[Start of Material provided]

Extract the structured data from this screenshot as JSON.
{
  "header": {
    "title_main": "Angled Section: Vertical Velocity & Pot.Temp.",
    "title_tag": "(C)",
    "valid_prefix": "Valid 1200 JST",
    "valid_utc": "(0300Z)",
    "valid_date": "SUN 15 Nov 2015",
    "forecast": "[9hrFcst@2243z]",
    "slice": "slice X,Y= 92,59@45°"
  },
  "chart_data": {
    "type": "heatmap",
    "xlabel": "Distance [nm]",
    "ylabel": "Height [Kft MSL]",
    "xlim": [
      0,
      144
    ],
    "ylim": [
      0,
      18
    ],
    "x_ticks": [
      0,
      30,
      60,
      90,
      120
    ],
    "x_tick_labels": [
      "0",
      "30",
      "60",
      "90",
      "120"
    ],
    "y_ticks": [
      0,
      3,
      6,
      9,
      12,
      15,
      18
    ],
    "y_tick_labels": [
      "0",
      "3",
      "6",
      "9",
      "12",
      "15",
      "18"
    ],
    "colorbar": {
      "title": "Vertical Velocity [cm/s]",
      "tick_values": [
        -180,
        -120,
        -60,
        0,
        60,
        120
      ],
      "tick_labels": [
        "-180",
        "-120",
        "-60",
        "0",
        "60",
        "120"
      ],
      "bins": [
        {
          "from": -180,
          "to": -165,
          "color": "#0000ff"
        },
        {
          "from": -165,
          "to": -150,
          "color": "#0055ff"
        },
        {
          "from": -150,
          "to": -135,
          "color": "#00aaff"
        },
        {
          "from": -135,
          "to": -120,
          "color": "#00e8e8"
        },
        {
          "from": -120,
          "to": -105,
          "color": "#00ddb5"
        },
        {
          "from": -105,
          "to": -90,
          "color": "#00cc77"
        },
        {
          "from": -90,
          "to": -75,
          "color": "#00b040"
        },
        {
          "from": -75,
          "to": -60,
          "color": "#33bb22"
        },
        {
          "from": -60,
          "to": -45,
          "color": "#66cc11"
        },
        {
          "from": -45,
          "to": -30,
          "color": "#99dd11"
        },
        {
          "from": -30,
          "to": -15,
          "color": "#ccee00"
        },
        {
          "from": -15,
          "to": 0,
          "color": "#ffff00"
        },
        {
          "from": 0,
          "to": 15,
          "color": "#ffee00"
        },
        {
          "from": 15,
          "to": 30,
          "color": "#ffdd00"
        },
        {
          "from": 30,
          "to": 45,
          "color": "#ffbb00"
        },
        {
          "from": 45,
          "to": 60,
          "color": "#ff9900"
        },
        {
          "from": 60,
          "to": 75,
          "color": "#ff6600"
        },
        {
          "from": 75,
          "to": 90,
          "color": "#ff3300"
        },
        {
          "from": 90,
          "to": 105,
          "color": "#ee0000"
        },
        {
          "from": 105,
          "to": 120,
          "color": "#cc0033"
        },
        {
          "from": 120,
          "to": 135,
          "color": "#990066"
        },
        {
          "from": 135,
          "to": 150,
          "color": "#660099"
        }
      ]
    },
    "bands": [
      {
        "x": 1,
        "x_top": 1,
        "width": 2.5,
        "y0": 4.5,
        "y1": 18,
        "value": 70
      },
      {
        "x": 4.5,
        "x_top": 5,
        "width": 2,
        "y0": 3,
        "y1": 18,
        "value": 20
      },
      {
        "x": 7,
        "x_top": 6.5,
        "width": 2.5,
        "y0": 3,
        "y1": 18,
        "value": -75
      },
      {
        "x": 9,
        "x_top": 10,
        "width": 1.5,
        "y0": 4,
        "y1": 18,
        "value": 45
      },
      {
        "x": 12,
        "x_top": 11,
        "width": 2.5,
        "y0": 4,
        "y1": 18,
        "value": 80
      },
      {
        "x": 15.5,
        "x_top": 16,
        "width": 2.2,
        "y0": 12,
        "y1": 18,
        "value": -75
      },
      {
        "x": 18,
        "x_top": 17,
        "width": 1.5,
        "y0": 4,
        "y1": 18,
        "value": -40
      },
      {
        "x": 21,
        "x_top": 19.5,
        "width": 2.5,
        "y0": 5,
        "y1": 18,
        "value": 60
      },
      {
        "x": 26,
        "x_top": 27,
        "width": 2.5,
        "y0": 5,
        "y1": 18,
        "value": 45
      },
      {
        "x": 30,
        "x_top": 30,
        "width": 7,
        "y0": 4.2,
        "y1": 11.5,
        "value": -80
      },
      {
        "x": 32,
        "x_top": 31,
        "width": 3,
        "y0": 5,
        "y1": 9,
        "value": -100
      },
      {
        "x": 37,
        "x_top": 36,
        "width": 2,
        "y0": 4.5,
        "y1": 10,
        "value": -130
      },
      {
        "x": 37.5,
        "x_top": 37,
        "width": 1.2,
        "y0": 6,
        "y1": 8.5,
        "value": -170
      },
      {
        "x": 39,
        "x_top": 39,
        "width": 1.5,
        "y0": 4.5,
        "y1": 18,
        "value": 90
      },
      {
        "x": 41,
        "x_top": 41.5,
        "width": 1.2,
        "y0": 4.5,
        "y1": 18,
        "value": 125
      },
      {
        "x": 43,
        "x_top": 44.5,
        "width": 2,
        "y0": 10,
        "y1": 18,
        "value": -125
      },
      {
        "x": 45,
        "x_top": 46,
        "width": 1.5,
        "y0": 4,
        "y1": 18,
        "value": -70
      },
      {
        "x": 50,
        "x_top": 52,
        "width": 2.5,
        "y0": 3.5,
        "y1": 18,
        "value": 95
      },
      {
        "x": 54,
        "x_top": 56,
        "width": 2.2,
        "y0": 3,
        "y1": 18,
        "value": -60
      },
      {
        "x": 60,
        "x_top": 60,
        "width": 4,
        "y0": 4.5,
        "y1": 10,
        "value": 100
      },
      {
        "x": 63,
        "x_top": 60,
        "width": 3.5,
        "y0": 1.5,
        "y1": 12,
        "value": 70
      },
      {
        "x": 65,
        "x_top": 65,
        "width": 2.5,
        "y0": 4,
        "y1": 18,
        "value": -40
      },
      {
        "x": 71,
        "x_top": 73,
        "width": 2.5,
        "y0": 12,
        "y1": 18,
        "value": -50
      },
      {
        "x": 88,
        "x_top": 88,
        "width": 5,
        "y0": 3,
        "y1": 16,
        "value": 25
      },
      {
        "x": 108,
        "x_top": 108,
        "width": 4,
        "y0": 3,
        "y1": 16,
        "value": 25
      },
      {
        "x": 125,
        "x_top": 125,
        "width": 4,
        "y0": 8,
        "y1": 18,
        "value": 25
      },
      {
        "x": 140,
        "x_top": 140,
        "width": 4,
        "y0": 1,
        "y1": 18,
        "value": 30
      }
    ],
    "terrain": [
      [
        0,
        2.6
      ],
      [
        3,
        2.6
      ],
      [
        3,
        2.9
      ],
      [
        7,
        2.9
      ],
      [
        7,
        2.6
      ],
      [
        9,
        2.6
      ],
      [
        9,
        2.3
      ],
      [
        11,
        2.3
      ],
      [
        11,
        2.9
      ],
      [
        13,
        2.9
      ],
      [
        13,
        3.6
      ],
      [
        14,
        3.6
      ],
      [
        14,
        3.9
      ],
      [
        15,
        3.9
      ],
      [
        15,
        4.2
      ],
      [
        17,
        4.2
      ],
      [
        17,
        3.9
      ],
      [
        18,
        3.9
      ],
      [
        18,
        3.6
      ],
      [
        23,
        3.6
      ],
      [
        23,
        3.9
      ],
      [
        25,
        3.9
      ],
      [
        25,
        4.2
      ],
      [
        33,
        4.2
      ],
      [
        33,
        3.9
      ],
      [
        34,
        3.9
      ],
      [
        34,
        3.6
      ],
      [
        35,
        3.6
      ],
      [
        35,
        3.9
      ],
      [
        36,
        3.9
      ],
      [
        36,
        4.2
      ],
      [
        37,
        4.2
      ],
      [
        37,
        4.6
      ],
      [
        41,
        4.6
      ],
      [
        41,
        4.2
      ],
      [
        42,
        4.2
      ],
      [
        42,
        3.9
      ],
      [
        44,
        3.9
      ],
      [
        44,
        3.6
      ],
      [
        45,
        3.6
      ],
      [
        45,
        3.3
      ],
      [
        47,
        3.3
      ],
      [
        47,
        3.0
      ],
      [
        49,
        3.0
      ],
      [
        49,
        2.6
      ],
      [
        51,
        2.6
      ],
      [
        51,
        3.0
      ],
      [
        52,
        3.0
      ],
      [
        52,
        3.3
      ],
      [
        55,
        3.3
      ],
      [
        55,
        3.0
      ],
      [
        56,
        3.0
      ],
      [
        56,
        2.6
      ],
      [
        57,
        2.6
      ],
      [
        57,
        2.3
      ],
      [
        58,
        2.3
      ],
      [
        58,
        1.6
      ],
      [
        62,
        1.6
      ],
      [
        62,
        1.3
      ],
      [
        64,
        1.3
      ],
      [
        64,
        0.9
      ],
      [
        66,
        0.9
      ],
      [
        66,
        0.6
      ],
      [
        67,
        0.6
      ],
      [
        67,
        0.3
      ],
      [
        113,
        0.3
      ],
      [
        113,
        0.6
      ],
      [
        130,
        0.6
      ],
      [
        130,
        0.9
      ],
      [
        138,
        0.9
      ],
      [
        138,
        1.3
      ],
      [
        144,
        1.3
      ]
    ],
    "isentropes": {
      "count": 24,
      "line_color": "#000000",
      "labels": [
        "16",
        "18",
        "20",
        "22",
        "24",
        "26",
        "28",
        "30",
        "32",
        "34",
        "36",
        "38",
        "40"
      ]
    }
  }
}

[End of Material provided]

- **Required task**: Find and copy each line above that includes the string "Vertical".

- **Reply**:
    "title_main": "Angled Section: Vertical Velocity & Pot.Temp.",
      "title": "Vertical Velocity [cm/s]",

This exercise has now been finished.